Return each line of the data below exactly, omitting any pictures.

- Provided entries -
========================

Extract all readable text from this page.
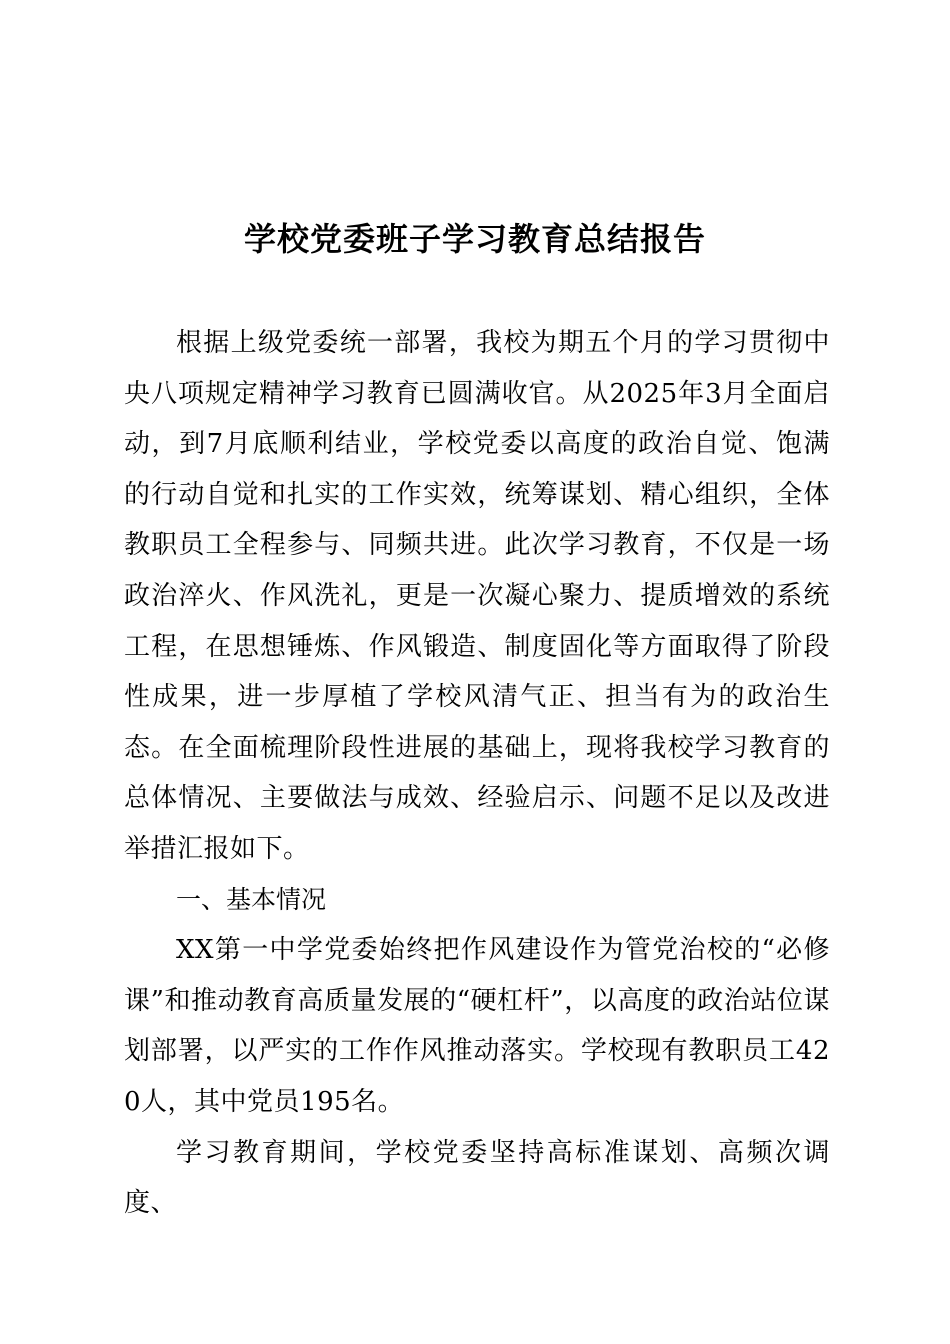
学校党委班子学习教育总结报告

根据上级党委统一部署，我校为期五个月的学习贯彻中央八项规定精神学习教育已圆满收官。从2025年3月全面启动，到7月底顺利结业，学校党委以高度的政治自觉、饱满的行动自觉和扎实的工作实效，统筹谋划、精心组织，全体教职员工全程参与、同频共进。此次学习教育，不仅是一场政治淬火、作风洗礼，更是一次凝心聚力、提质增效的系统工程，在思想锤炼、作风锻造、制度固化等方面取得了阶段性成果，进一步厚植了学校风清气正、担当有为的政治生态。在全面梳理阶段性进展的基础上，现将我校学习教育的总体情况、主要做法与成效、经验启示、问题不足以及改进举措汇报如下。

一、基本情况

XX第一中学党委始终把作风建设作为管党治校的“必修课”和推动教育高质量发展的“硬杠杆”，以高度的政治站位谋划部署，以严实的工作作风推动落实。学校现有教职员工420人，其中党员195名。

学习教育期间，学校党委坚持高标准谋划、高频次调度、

========================

- Completed task -
Extract all readable text from this page.
学校党委班子学习教育总结报告

根据上级党委统一部署，我校为期五个月的学习贯彻中央八项规定精神学习教育已圆满收官。从2025年3月全面启动，到7月底顺利结业，学校党委以高度的政治自觉、饱满的行动自觉和扎实的工作实效，统筹谋划、精心组织，全体教职员工全程参与、同频共进。此次学习教育，不仅是一场政治淬火、作风洗礼，更是一次凝心聚力、提质增效的系统工程，在思想锤炼、作风锻造、制度固化等方面取得了阶段性成果，进一步厚植了学校风清气正、担当有为的政治生态。在全面梳理阶段性进展的基础上，现将我校学习教育的总体情况、主要做法与成效、经验启示、问题不足以及改进举措汇报如下。

一、基本情况

XX第一中学党委始终把作风建设作为管党治校的“必修课”和推动教育高质量发展的“硬杠杆”，以高度的政治站位谋划部署，以严实的工作作风推动落实。学校现有教职员工420人，其中党员195名。

学习教育期间，学校党委坚持高标准谋划、高频次调度、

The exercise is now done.